Go over the listing below line by line and tally those containing "none". Give only the tally.

■ Dataset records

******************************

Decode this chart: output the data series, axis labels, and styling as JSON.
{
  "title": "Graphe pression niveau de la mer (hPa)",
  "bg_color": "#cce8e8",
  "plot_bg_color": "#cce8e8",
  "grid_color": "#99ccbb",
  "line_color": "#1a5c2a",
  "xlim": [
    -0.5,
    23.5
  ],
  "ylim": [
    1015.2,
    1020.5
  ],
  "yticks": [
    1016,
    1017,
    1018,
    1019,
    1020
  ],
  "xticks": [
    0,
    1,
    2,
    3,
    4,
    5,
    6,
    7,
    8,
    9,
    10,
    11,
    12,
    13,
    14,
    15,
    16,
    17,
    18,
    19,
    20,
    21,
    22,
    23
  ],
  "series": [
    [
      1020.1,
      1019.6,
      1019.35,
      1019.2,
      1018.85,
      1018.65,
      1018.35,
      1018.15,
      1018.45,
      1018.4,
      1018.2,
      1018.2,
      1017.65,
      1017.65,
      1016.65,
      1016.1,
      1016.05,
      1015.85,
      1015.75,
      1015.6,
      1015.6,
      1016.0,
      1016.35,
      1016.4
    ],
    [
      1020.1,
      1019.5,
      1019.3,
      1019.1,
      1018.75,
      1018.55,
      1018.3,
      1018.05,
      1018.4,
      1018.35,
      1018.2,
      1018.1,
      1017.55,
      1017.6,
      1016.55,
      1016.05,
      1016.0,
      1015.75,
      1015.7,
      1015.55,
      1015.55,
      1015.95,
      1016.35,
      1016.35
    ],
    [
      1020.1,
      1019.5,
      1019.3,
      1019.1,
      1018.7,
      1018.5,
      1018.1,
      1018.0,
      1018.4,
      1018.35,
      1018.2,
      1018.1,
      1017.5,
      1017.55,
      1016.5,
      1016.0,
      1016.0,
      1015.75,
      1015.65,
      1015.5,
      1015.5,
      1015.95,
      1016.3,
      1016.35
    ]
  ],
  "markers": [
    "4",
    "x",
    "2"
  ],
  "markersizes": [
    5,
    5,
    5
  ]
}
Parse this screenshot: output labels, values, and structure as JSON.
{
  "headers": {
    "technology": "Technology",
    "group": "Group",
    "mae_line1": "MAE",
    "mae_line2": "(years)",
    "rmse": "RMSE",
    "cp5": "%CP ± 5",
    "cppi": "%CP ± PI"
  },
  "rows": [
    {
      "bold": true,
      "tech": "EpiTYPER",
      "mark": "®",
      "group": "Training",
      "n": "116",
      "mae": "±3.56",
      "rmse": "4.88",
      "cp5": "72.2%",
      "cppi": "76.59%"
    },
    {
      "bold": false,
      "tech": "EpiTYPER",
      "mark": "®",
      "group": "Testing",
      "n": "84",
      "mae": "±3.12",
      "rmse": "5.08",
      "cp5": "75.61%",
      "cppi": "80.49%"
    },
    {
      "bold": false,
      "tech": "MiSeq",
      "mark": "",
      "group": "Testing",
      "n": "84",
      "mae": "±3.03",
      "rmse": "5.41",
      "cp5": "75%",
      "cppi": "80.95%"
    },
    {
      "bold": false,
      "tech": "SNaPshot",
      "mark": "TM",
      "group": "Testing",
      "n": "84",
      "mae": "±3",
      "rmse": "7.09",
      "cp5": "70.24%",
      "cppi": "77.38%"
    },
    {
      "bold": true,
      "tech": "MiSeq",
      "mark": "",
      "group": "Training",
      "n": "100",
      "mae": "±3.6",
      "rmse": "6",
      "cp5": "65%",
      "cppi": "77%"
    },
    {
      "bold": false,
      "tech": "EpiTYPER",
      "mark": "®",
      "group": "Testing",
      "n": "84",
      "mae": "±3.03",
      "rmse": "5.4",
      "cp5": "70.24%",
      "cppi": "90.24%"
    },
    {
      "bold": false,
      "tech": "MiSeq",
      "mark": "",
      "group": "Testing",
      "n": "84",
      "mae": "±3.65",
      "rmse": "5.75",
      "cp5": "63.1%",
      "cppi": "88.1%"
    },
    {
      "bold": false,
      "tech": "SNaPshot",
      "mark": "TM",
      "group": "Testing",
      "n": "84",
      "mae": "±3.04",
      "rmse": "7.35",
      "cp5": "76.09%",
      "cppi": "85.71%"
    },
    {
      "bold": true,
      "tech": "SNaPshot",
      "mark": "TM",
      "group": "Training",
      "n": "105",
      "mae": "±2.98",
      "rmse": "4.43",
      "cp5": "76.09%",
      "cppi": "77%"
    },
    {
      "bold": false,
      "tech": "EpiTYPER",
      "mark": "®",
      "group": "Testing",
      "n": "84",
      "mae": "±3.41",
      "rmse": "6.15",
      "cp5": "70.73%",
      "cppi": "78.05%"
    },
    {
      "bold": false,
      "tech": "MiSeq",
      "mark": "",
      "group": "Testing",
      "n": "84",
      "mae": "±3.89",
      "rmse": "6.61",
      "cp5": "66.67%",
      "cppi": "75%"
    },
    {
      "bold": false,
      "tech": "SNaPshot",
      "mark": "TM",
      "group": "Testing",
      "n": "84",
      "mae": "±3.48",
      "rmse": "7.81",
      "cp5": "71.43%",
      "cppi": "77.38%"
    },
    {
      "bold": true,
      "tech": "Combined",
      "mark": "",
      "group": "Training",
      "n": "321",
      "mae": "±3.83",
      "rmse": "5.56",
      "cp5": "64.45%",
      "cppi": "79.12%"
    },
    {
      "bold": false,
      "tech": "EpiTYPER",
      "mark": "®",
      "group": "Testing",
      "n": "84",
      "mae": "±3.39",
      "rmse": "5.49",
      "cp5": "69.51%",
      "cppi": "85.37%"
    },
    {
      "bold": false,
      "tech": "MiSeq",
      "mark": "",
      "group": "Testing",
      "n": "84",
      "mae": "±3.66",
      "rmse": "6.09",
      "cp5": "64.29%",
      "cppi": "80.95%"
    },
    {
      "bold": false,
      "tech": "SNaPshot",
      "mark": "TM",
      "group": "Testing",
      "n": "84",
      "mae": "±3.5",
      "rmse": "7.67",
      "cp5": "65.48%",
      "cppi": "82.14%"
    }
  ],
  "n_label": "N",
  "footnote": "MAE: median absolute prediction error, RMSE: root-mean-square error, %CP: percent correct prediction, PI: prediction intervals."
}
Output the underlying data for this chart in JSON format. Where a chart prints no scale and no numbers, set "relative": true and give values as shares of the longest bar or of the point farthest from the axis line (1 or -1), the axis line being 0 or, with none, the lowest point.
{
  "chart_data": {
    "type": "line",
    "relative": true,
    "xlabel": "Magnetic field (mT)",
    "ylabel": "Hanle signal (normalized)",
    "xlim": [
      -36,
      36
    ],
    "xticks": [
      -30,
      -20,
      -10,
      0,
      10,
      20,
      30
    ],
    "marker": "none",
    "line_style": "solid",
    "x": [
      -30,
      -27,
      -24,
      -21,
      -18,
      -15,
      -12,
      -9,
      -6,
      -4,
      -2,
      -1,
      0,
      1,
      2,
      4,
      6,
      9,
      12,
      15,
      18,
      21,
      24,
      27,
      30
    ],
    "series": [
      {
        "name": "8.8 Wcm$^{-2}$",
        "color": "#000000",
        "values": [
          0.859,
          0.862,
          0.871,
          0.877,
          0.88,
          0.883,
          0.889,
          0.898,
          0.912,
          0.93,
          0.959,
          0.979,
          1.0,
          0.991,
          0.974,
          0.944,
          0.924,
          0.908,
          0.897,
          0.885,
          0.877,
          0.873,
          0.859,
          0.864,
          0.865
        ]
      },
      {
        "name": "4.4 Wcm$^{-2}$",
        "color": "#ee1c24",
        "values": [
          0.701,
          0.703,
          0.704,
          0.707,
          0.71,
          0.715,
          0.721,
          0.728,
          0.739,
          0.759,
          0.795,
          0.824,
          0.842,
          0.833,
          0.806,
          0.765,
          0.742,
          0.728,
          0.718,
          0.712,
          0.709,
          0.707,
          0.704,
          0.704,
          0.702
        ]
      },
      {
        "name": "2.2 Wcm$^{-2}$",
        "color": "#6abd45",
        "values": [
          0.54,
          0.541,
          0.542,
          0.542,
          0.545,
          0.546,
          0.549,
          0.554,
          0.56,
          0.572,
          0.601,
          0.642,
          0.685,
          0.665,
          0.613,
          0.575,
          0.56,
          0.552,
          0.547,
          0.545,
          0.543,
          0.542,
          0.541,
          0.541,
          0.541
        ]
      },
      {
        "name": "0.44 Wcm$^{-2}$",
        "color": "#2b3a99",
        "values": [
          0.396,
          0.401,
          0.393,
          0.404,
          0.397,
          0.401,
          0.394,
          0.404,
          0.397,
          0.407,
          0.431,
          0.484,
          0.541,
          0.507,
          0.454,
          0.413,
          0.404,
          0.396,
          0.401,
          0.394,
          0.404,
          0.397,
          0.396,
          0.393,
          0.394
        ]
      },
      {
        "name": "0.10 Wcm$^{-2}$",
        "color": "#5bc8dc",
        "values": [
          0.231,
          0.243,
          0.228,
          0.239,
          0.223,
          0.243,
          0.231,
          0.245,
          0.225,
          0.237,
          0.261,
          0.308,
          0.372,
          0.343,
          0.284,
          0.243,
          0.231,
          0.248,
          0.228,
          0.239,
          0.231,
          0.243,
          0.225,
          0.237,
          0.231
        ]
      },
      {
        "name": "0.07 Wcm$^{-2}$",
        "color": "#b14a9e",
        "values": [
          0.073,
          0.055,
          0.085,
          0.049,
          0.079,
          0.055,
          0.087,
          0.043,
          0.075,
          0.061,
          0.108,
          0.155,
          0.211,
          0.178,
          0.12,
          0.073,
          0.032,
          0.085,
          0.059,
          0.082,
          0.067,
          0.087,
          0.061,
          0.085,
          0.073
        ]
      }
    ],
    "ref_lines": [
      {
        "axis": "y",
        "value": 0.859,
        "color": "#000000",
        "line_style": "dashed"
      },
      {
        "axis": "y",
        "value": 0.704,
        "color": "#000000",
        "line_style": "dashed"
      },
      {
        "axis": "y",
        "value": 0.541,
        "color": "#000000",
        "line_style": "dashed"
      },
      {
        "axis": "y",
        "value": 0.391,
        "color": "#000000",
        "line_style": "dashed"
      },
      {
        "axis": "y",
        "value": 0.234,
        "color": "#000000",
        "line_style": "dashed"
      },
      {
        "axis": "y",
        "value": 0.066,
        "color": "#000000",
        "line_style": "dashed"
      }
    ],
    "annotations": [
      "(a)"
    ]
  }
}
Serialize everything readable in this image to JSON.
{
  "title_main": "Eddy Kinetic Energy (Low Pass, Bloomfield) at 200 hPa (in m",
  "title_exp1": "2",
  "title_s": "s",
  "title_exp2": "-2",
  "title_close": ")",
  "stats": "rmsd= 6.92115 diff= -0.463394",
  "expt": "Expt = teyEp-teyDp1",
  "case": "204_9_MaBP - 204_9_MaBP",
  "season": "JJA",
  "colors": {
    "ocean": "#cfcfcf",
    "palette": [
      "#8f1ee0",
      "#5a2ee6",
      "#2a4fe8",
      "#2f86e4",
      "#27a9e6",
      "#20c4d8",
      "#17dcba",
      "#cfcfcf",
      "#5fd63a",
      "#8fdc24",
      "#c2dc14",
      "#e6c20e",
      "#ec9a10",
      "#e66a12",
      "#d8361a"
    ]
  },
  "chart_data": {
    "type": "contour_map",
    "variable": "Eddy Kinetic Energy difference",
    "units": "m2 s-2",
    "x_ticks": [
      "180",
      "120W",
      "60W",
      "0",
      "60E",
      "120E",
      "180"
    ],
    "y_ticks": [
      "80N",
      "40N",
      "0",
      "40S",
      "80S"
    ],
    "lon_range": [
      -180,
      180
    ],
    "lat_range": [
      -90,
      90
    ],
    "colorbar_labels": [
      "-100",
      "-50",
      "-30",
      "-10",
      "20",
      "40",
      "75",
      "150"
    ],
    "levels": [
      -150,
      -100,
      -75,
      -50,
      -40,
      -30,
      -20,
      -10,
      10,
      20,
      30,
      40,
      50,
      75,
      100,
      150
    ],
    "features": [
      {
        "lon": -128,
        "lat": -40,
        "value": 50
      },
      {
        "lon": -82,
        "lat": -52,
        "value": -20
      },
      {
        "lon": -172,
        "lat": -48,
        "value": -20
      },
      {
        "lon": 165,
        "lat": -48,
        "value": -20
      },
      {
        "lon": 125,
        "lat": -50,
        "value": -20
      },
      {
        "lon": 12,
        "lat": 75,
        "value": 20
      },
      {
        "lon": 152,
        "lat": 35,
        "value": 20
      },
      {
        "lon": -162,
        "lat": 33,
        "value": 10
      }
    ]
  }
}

******************************

■ Answer to this task
2